Problem description: Extract every record, keeping each one exactly as it is.

--- BEGIN Supplied material ---

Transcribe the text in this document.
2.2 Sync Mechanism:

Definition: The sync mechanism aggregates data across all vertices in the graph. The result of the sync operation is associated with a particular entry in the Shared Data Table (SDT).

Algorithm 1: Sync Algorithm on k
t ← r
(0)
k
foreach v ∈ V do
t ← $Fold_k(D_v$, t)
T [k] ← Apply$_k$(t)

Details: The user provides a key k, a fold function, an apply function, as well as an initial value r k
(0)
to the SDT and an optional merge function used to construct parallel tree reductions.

--- END Supplied material ---

Written response:
Transcribe the text in this document.
2.2 Sync Mechanism:

Definition: The sync mechanism aggregates data across all vertices in the graph. The result of the sync operation is associated with a particular entry in the Shared Data Table (SDT).

Algorithm 1: Sync Algorithm on k
t ← r
(0)
k
foreach v ∈ V do
t ← $Fold_k(D_v$, t)
T [k] ← Apply$_k$(t)

Details: The user provides a key k, a fold function, an apply function, as well as an initial value r k
(0)
to the SDT and an optional merge function used to construct parallel tree reductions.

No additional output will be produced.